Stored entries

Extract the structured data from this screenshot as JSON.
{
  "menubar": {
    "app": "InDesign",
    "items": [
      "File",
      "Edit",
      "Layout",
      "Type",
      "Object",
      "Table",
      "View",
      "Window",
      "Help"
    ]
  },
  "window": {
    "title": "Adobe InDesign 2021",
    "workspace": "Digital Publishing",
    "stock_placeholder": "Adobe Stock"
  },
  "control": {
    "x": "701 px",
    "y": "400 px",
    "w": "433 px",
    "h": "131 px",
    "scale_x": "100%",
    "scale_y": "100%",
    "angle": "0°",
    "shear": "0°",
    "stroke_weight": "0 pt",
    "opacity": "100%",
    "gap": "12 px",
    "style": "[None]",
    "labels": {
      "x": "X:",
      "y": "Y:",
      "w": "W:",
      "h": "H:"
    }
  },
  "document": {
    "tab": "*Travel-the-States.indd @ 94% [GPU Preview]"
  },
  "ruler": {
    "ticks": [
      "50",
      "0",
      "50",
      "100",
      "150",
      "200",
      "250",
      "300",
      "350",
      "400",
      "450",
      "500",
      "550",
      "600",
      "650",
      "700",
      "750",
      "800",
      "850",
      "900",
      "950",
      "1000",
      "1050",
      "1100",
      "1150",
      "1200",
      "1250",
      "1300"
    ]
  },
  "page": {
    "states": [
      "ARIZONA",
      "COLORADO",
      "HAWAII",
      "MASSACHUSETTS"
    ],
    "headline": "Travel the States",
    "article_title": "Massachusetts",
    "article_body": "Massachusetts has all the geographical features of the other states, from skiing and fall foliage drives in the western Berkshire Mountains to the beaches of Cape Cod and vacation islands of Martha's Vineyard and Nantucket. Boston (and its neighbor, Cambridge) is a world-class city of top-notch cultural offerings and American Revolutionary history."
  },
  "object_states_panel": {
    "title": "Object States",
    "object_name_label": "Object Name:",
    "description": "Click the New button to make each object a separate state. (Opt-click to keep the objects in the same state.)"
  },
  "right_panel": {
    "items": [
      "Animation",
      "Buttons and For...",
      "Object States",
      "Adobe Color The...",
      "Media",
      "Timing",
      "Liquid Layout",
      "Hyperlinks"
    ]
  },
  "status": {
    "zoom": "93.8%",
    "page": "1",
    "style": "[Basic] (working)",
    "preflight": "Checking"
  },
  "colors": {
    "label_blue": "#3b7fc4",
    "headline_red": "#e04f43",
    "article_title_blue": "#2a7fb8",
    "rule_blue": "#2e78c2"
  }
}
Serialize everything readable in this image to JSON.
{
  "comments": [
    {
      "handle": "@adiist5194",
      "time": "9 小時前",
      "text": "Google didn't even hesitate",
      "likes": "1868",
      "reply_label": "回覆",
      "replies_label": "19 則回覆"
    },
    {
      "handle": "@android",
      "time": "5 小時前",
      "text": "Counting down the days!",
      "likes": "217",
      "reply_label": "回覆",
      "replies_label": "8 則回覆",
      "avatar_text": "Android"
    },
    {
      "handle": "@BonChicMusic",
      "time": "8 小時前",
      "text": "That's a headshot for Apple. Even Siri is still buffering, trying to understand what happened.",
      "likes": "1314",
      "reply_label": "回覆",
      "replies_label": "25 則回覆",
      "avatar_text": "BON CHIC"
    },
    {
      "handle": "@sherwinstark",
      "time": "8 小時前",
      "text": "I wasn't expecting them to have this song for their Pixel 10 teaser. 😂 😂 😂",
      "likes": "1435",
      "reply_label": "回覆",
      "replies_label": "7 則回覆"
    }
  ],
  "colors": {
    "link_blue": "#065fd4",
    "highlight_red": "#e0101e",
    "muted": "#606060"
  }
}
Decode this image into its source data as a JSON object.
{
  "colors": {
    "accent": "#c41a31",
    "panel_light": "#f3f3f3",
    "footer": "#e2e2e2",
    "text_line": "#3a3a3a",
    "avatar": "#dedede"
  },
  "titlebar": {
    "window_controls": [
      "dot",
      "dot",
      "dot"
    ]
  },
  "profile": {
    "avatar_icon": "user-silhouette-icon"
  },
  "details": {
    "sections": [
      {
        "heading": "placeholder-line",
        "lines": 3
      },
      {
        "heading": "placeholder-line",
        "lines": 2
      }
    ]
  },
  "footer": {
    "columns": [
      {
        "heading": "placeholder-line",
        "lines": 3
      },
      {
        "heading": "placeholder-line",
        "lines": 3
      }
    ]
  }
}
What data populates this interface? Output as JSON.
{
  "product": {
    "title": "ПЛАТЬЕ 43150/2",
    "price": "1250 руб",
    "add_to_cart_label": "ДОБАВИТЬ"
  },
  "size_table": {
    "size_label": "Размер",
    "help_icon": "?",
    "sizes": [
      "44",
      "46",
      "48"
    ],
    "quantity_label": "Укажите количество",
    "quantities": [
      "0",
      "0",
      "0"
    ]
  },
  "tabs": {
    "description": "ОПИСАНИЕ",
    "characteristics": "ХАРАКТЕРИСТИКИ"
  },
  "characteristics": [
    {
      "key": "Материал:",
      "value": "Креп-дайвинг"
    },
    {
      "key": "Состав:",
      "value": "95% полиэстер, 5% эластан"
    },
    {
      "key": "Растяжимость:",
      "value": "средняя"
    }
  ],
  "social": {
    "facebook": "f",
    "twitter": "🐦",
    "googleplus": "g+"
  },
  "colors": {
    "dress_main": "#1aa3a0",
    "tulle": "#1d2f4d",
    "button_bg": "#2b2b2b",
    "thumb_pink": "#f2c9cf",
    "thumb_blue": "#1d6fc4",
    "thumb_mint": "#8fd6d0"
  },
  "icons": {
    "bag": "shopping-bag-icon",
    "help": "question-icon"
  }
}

What you are asked to do
Copy out each record exactly as given, omitting none.

Exercise solution
Extract the structured data from this screenshot as JSON.
{
  "menubar": {
    "app": "InDesign",
    "items": [
      "File",
      "Edit",
      "Layout",
      "Type",
      "Object",
      "Table",
      "View",
      "Window",
      "Help"
    ]
  },
  "window": {
    "title": "Adobe InDesign 2021",
    "workspace": "Digital Publishing",
    "stock_placeholder": "Adobe Stock"
  },
  "control": {
    "x": "701 px",
    "y": "400 px",
    "w": "433 px",
    "h": "131 px",
    "scale_x": "100%",
    "scale_y": "100%",
    "angle": "0°",
    "shear": "0°",
    "stroke_weight": "0 pt",
    "opacity": "100%",
    "gap": "12 px",
    "style": "[None]",
    "labels": {
      "x": "X:",
      "y": "Y:",
      "w": "W:",
      "h": "H:"
    }
  },
  "document": {
    "tab": "*Travel-the-States.indd @ 94% [GPU Preview]"
  },
  "ruler": {
    "ticks": [
      "50",
      "0",
      "50",
      "100",
      "150",
      "200",
      "250",
      "300",
      "350",
      "400",
      "450",
      "500",
      "550",
      "600",
      "650",
      "700",
      "750",
      "800",
      "850",
      "900",
      "950",
      "1000",
      "1050",
      "1100",
      "1150",
      "1200",
      "1250",
      "1300"
    ]
  },
  "page": {
    "states": [
      "ARIZONA",
      "COLORADO",
      "HAWAII",
      "MASSACHUSETTS"
    ],
    "headline": "Travel the States",
    "article_title": "Massachusetts",
    "article_body": "Massachusetts has all the geographical features of the other states, from skiing and fall foliage drives in the western Berkshire Mountains to the beaches of Cape Cod and vacation islands of Martha's Vineyard and Nantucket. Boston (and its neighbor, Cambridge) is a world-class city of top-notch cultural offerings and American Revolutionary history."
  },
  "object_states_panel": {
    "title": "Object States",
    "object_name_label": "Object Name:",
    "description": "Click the New button to make each object a separate state. (Opt-click to keep the objects in the same state.)"
  },
  "right_panel": {
    "items": [
      "Animation",
      "Buttons and For...",
      "Object States",
      "Adobe Color The...",
      "Media",
      "Timing",
      "Liquid Layout",
      "Hyperlinks"
    ]
  },
  "status": {
    "zoom": "93.8%",
    "page": "1",
    "style": "[Basic] (working)",
    "preflight": "Checking"
  },
  "colors": {
    "label_blue": "#3b7fc4",
    "headline_red": "#e04f43",
    "article_title_blue": "#2a7fb8",
    "rule_blue": "#2e78c2"
  }
}
Serialize everything readable in this image to JSON.
{
  "comments": [
    {
      "handle": "@adiist5194",
      "time": "9 小時前",
      "text": "Google didn't even hesitate",
      "likes": "1868",
      "reply_label": "回覆",
      "replies_label": "19 則回覆"
    },
    {
      "handle": "@android",
      "time": "5 小時前",
      "text": "Counting down the days!",
      "likes": "217",
      "reply_label": "回覆",
      "replies_label": "8 則回覆",
      "avatar_text": "Android"
    },
    {
      "handle": "@BonChicMusic",
      "time": "8 小時前",
      "text": "That's a headshot for Apple. Even Siri is still buffering, trying to understand what happened.",
      "likes": "1314",
      "reply_label": "回覆",
      "replies_label": "25 則回覆",
      "avatar_text": "BON CHIC"
    },
    {
      "handle": "@sherwinstark",
      "time": "8 小時前",
      "text": "I wasn't expecting them to have this song for their Pixel 10 teaser. 😂 😂 😂",
      "likes": "1435",
      "reply_label": "回覆",
      "replies_label": "7 則回覆"
    }
  ],
  "colors": {
    "link_blue": "#065fd4",
    "highlight_red": "#e0101e",
    "muted": "#606060"
  }
}
Decode this image into its source data as a JSON object.
{
  "colors": {
    "accent": "#c41a31",
    "panel_light": "#f3f3f3",
    "footer": "#e2e2e2",
    "text_line": "#3a3a3a",
    "avatar": "#dedede"
  },
  "titlebar": {
    "window_controls": [
      "dot",
      "dot",
      "dot"
    ]
  },
  "profile": {
    "avatar_icon": "user-silhouette-icon"
  },
  "details": {
    "sections": [
      {
        "heading": "placeholder-line",
        "lines": 3
      },
      {
        "heading": "placeholder-line",
        "lines": 2
      }
    ]
  },
  "footer": {
    "columns": [
      {
        "heading": "placeholder-line",
        "lines": 3
      },
      {
        "heading": "placeholder-line",
        "lines": 3
      }
    ]
  }
}
What data populates this interface? Output as JSON.
{
  "product": {
    "title": "ПЛАТЬЕ 43150/2",
    "price": "1250 руб",
    "add_to_cart_label": "ДОБАВИТЬ"
  },
  "size_table": {
    "size_label": "Размер",
    "help_icon": "?",
    "sizes": [
      "44",
      "46",
      "48"
    ],
    "quantity_label": "Укажите количество",
    "quantities": [
      "0",
      "0",
      "0"
    ]
  },
  "tabs": {
    "description": "ОПИСАНИЕ",
    "characteristics": "ХАРАКТЕРИСТИКИ"
  },
  "characteristics": [
    {
      "key": "Материал:",
      "value": "Креп-дайвинг"
    },
    {
      "key": "Состав:",
      "value": "95% полиэстер, 5% эластан"
    },
    {
      "key": "Растяжимость:",
      "value": "средняя"
    }
  ],
  "social": {
    "facebook": "f",
    "twitter": "🐦",
    "googleplus": "g+"
  },
  "colors": {
    "dress_main": "#1aa3a0",
    "tulle": "#1d2f4d",
    "button_bg": "#2b2b2b",
    "thumb_pink": "#f2c9cf",
    "thumb_blue": "#1d6fc4",
    "thumb_mint": "#8fd6d0"
  },
  "icons": {
    "bag": "shopping-bag-icon",
    "help": "question-icon"
  }
}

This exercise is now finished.